Stored data
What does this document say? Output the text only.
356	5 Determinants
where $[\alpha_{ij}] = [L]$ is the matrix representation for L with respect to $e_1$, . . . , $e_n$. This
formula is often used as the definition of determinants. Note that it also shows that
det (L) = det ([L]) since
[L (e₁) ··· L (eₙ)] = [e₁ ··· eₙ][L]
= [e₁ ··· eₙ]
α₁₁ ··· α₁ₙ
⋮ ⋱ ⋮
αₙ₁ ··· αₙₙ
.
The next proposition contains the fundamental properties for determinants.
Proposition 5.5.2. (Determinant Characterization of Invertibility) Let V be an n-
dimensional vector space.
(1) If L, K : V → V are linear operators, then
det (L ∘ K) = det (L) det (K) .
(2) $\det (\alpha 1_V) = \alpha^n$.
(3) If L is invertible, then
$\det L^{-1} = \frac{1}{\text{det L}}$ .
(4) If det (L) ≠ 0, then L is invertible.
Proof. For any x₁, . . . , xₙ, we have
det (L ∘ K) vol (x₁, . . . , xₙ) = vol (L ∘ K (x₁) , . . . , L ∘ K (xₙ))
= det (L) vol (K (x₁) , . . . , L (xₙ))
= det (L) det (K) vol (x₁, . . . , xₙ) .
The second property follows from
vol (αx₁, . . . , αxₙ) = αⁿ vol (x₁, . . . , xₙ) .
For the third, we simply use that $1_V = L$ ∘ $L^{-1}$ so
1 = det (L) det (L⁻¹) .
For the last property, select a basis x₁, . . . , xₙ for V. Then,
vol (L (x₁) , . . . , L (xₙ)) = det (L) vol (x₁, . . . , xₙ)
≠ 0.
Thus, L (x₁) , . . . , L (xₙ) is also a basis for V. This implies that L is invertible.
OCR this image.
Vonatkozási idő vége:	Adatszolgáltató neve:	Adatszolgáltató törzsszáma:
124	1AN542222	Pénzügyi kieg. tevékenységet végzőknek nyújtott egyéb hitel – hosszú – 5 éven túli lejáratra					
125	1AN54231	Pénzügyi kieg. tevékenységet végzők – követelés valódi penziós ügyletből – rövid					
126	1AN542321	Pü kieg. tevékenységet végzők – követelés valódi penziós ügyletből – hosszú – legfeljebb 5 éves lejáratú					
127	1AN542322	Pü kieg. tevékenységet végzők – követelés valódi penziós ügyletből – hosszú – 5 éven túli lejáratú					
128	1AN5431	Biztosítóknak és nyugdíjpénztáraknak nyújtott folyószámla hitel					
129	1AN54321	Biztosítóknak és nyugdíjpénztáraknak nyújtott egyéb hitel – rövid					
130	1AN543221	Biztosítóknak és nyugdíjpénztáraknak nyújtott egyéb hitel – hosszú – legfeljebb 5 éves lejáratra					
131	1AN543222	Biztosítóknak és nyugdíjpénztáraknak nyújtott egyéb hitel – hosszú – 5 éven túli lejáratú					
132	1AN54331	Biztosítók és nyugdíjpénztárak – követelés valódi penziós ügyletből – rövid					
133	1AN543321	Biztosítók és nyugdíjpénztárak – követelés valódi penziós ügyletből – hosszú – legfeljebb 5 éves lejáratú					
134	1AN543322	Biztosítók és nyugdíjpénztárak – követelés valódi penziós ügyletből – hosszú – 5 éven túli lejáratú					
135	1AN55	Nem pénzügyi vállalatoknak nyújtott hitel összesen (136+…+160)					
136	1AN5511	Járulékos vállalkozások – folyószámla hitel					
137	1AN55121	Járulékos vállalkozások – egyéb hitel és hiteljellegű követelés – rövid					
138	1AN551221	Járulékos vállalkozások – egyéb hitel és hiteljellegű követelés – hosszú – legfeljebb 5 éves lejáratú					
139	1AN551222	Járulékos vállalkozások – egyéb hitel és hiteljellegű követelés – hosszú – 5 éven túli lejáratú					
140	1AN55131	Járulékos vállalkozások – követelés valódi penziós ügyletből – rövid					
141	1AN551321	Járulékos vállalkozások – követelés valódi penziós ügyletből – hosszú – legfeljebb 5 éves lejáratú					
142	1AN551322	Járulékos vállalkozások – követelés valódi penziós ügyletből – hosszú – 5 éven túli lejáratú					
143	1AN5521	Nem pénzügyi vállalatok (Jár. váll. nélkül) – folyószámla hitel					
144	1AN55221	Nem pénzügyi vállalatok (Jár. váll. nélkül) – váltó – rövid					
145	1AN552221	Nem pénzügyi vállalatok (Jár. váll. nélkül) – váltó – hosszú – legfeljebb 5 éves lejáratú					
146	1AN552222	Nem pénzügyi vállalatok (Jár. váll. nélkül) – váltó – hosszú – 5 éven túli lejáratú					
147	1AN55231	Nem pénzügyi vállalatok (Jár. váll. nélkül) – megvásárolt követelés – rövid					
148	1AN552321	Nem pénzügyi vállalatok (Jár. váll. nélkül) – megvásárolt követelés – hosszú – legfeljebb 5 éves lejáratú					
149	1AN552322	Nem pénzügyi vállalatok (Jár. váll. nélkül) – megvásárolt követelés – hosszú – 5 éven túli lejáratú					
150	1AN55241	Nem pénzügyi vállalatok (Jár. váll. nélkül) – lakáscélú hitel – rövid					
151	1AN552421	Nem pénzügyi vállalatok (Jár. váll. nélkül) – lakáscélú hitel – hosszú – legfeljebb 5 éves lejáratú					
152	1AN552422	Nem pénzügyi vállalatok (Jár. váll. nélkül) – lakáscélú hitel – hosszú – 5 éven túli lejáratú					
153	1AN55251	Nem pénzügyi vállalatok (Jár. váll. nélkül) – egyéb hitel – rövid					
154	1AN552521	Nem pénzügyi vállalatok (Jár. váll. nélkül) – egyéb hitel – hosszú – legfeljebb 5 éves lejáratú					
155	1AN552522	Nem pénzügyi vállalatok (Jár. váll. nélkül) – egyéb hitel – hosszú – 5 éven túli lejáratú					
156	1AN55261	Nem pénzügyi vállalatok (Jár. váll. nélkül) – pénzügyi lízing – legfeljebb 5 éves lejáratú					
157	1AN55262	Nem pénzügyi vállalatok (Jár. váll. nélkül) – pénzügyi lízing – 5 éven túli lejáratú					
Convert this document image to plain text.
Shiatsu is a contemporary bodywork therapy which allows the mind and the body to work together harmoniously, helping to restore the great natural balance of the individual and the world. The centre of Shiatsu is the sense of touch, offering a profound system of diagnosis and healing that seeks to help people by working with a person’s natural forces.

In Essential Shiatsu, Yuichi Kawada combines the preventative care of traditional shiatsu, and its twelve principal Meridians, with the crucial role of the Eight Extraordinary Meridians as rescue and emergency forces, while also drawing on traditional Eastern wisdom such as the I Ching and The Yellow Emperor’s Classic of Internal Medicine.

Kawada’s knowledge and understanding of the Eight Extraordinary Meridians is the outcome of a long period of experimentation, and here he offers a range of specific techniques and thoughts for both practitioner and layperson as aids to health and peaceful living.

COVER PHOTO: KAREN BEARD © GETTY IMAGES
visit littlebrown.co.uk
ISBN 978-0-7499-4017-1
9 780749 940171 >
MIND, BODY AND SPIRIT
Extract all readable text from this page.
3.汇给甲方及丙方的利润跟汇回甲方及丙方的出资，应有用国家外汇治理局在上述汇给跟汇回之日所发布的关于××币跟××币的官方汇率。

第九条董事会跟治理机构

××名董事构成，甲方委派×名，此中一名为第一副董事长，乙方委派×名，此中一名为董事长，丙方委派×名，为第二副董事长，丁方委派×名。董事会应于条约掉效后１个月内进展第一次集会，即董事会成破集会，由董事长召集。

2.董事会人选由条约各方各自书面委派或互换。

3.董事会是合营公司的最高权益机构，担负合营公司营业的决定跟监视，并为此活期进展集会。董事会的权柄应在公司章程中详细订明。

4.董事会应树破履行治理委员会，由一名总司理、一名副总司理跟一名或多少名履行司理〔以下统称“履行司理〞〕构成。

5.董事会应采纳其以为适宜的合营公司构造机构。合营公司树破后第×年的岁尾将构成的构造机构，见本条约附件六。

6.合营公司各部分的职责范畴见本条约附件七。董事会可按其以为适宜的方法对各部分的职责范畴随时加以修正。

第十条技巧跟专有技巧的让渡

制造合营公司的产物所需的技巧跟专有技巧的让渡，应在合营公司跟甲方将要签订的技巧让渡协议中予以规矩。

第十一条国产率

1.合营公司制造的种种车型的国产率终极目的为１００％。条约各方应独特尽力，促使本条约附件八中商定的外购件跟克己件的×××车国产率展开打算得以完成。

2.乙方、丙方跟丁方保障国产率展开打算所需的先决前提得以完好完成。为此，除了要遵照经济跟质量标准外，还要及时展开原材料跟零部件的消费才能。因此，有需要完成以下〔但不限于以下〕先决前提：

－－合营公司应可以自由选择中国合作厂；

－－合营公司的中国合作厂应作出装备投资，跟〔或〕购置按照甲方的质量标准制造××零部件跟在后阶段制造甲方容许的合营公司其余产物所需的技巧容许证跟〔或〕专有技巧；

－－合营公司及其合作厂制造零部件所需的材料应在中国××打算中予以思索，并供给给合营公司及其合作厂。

Instruction: Identify each line in the entries with the word "lízing" and copy it.

Written reply:
156	1AN55261	Nem pénzügyi vállalatok (Jár. váll. nélkül) – pénzügyi lízing – legfeljebb 5 éves lejáratú					
157	1AN55262	Nem pénzügyi vállalatok (Jár. váll. nélkül) – pénzügyi lízing – 5 éven túli lejáratú					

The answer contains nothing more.